(Records from a dataset)
BEGIN
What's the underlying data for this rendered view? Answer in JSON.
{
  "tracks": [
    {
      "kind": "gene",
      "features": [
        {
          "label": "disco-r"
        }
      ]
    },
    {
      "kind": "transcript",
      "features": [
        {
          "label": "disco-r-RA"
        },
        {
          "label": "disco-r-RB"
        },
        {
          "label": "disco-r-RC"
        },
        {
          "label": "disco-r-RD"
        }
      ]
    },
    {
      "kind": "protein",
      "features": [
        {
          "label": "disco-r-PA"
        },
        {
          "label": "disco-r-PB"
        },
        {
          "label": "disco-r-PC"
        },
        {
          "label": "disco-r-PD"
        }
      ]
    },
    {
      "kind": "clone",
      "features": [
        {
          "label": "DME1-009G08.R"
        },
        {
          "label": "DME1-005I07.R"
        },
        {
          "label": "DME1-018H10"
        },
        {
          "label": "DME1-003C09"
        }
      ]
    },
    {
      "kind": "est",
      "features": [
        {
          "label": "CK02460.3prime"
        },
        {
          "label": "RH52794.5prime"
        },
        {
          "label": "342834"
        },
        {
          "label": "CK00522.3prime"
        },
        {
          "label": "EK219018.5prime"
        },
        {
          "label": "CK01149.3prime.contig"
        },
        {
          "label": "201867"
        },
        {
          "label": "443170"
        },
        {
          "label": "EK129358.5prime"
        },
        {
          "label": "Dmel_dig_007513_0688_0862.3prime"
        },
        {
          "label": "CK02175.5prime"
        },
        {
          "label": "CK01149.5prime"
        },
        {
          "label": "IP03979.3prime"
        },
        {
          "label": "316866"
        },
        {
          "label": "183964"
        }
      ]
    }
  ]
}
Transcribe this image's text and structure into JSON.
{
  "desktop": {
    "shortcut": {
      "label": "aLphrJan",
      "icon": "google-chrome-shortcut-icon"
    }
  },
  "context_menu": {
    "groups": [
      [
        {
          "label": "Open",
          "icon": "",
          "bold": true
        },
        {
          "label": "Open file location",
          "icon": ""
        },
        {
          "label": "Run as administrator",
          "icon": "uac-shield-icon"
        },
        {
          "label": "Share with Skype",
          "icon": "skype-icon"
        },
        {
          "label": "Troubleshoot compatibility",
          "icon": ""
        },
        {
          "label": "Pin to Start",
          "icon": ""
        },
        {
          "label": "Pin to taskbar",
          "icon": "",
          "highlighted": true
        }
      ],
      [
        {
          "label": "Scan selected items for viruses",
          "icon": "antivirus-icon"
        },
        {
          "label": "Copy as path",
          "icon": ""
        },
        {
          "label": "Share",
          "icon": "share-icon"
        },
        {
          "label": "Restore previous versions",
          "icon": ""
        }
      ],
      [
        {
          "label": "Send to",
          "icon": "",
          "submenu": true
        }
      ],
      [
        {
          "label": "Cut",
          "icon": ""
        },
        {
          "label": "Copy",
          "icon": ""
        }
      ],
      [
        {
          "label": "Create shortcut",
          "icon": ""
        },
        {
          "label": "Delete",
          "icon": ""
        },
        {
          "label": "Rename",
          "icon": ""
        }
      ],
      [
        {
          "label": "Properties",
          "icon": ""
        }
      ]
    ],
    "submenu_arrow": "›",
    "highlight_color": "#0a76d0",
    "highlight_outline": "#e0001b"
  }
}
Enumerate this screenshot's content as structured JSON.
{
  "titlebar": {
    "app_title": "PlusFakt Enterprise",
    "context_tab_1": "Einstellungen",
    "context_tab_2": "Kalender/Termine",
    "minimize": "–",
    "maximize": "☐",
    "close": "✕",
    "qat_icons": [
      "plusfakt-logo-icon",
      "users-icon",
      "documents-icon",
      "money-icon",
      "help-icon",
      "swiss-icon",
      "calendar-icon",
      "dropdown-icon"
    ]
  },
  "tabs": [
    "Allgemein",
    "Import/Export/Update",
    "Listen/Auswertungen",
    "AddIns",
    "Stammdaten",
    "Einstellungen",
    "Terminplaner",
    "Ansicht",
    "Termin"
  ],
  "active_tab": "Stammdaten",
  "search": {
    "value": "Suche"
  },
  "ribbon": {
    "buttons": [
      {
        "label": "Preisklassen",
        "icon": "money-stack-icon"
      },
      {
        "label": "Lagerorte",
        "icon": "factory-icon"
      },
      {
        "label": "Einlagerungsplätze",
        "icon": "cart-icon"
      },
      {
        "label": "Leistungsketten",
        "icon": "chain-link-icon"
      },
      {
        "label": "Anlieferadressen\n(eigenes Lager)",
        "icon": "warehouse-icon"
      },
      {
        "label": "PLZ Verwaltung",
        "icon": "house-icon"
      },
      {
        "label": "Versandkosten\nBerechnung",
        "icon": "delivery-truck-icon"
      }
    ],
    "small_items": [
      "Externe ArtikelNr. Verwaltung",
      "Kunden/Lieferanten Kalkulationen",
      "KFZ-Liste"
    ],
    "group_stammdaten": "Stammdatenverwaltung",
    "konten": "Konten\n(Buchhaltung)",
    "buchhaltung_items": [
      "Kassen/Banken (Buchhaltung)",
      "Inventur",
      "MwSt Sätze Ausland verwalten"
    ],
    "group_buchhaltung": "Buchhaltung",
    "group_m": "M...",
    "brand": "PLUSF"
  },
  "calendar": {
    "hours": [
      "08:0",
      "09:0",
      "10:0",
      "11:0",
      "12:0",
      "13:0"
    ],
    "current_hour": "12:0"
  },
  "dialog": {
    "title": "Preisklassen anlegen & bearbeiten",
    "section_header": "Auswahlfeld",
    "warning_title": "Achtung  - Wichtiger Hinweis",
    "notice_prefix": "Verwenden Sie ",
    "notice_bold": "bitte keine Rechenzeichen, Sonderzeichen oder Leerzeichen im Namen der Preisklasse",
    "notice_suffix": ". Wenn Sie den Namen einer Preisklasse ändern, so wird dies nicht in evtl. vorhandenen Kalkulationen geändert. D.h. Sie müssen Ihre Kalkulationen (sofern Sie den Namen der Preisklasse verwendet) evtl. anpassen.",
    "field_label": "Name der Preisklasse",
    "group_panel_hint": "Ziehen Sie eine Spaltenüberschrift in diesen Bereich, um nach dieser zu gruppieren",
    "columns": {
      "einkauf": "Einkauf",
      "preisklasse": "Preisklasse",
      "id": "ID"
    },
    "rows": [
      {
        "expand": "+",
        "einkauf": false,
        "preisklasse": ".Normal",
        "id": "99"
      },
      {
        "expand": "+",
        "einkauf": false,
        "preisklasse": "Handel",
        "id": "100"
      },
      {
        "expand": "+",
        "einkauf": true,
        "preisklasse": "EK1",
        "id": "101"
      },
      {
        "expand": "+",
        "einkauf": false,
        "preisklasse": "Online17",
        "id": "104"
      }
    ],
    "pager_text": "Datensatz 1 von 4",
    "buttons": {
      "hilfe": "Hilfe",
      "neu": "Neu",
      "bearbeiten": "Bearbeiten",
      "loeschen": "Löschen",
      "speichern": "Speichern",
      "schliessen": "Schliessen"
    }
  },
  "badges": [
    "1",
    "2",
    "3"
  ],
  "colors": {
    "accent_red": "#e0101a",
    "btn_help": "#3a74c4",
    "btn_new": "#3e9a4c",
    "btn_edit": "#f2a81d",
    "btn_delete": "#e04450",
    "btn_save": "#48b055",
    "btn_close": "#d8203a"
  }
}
END
Work task ▸
Report the number of lines in the entries that hold the word "kind". Nothing else is wanted.

Output for this task ▸
5